**What needs to be done**
Go through the entries below and count the lines holding the word "image". Reply with only the number, please.

+++ Data records

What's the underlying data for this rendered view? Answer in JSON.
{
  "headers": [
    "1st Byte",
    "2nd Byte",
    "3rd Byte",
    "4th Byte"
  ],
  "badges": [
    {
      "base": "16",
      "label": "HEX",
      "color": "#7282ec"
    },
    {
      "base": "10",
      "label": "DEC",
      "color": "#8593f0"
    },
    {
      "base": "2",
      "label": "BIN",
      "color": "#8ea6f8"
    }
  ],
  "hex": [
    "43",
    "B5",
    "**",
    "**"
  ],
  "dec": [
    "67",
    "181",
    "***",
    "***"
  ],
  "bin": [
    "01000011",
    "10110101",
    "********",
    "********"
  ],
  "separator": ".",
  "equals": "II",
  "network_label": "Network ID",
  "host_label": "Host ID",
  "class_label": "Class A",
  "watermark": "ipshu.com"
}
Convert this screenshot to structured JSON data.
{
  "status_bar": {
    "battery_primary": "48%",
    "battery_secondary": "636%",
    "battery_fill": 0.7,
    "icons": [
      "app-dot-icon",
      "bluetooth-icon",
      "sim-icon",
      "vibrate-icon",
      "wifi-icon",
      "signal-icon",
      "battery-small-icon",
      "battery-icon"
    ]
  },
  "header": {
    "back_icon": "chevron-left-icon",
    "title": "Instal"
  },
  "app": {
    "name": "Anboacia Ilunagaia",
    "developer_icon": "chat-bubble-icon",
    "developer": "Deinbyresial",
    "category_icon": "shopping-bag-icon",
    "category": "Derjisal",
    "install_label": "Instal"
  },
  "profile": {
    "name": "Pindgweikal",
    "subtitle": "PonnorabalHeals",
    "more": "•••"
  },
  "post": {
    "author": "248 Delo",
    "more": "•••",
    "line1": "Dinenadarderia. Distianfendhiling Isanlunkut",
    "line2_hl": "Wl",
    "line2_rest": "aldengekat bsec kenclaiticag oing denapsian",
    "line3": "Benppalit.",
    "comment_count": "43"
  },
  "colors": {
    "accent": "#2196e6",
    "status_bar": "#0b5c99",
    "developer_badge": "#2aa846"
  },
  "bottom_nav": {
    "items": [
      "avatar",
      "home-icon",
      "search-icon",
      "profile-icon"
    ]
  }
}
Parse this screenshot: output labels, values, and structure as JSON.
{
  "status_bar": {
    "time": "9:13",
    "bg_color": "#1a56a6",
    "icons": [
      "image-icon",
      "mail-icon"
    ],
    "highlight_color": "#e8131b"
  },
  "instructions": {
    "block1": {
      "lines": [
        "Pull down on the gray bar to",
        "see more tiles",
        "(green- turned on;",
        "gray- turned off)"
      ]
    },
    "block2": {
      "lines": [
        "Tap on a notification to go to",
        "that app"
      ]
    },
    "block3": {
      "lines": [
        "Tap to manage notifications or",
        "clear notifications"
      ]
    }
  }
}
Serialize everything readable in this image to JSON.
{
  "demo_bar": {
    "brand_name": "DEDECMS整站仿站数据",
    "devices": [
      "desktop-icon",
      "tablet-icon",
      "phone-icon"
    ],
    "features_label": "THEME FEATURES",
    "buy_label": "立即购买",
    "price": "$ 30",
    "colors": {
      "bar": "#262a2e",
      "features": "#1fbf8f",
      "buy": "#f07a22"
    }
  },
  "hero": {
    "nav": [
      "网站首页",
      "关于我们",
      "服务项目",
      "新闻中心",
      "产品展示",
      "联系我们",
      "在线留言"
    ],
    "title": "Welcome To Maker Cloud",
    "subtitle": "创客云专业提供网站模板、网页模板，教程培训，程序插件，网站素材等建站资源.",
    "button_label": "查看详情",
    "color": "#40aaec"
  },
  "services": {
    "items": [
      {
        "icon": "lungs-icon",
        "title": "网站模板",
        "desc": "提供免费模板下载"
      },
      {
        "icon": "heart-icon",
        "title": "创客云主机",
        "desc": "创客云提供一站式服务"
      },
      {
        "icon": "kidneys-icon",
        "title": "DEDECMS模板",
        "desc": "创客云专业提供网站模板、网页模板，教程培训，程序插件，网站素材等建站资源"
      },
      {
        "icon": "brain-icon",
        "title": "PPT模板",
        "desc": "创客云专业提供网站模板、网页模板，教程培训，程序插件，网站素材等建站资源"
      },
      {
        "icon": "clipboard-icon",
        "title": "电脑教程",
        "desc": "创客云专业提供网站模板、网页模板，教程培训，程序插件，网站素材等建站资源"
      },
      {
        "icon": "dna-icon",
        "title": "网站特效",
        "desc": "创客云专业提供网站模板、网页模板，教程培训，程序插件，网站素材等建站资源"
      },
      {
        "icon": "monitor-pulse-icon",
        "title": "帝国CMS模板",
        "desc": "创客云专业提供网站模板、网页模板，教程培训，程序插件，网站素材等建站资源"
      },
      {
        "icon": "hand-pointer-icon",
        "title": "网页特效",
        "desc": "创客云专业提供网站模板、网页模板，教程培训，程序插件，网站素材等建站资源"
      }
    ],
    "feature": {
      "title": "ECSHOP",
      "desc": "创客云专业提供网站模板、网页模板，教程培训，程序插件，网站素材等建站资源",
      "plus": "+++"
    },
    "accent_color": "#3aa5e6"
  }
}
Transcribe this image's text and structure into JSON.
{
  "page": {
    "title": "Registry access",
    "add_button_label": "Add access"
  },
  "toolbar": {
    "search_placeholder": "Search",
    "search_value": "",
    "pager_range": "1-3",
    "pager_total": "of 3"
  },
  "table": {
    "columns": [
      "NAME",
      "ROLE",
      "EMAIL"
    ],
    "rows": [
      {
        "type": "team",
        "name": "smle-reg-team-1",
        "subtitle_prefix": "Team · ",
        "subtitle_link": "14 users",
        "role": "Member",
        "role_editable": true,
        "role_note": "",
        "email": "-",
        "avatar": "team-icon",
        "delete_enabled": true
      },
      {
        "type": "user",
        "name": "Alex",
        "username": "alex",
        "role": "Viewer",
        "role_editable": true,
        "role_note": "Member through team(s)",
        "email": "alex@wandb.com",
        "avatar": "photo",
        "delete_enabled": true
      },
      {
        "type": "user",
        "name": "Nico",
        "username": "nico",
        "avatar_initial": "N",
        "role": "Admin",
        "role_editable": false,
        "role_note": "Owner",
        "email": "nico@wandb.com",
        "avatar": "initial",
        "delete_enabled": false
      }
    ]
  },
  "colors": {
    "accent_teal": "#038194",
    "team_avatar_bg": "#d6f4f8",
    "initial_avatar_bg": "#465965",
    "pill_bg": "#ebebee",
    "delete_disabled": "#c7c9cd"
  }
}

++++++

**Response**
3